● Set task
Where a line contains the word "yields", copy that line in full.

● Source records
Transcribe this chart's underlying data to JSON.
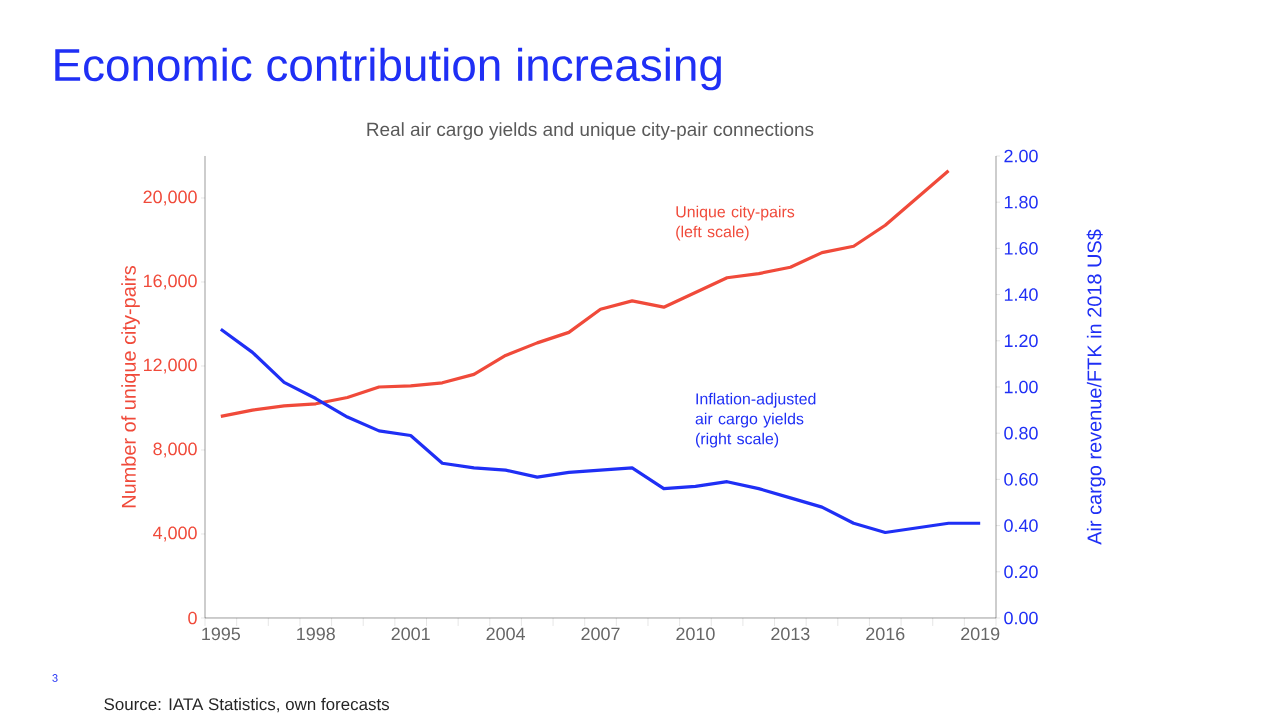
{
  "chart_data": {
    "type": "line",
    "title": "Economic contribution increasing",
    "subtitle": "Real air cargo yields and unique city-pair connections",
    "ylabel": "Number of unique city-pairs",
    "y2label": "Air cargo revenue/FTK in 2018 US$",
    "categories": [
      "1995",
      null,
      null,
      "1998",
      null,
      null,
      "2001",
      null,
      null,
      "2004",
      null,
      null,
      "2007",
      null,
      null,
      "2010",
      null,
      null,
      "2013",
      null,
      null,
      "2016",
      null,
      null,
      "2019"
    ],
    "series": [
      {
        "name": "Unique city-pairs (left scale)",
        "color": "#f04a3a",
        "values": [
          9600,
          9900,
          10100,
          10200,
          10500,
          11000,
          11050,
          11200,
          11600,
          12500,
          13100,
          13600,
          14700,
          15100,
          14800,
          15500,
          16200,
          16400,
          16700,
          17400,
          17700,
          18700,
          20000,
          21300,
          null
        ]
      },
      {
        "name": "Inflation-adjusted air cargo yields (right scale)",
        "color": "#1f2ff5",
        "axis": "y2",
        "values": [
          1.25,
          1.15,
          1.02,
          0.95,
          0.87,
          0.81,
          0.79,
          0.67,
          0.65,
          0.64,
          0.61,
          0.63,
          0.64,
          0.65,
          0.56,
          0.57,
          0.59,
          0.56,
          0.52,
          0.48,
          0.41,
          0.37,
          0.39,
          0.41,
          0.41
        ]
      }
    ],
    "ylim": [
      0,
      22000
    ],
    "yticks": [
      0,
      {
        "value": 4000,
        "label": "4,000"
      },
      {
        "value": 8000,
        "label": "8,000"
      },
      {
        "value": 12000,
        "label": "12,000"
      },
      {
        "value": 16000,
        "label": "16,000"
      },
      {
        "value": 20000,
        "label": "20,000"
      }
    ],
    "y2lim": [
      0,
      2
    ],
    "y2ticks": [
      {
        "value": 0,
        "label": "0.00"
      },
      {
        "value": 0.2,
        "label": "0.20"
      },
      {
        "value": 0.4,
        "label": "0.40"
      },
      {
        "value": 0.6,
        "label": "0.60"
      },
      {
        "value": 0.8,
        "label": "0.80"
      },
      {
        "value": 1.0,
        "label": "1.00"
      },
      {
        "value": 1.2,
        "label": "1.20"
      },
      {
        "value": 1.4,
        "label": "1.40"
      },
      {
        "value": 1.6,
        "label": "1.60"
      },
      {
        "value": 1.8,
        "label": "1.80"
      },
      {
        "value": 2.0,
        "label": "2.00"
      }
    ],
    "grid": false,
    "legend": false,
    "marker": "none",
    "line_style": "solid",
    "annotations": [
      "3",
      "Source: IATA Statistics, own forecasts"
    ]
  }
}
...
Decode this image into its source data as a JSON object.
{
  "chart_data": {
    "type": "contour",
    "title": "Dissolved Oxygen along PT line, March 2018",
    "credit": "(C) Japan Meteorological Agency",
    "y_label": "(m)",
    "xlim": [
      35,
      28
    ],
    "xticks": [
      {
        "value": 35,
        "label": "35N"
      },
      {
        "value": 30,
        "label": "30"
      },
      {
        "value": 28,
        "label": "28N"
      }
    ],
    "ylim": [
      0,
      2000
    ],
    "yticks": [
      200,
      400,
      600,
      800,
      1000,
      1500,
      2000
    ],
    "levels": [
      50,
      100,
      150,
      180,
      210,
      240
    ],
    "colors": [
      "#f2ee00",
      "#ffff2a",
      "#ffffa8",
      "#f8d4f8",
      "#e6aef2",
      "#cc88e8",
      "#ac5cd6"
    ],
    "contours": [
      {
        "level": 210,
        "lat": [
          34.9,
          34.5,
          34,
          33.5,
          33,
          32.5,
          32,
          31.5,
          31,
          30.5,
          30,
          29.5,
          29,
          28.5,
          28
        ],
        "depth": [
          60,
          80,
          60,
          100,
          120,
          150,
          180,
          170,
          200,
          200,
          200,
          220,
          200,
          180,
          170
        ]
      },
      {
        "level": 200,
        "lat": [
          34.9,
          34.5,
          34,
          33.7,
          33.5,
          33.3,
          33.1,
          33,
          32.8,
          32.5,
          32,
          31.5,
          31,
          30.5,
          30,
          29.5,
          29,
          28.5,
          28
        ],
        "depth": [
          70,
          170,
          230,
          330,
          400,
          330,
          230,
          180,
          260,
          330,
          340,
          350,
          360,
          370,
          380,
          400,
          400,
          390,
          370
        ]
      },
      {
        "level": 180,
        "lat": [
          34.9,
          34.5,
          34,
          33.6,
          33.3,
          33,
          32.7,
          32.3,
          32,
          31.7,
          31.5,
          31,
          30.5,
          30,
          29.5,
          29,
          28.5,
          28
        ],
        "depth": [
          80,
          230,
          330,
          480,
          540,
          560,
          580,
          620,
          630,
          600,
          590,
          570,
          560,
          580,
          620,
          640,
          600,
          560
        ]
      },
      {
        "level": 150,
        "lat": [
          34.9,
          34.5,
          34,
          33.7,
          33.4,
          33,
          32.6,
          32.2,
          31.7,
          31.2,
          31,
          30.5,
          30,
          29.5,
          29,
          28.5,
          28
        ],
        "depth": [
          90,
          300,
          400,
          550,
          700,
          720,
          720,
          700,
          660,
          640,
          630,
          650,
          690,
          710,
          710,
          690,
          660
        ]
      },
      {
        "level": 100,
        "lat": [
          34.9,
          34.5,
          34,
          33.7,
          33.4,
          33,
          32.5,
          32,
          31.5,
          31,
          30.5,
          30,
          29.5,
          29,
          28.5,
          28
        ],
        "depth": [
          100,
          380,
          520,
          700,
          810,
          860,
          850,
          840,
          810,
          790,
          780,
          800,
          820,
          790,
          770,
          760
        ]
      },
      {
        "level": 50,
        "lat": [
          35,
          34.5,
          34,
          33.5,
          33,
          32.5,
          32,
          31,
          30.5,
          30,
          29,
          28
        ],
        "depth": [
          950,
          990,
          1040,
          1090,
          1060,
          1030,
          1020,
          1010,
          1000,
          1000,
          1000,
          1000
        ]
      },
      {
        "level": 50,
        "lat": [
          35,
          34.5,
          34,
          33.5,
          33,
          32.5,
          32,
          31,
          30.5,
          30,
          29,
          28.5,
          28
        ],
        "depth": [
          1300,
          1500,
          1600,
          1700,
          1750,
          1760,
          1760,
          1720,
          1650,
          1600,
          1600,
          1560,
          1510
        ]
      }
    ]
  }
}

● Written solution
    "subtitle": "Real air cargo yields and unique city-pair connections",
        "name": "Inflation-adjusted air cargo yields (right scale)",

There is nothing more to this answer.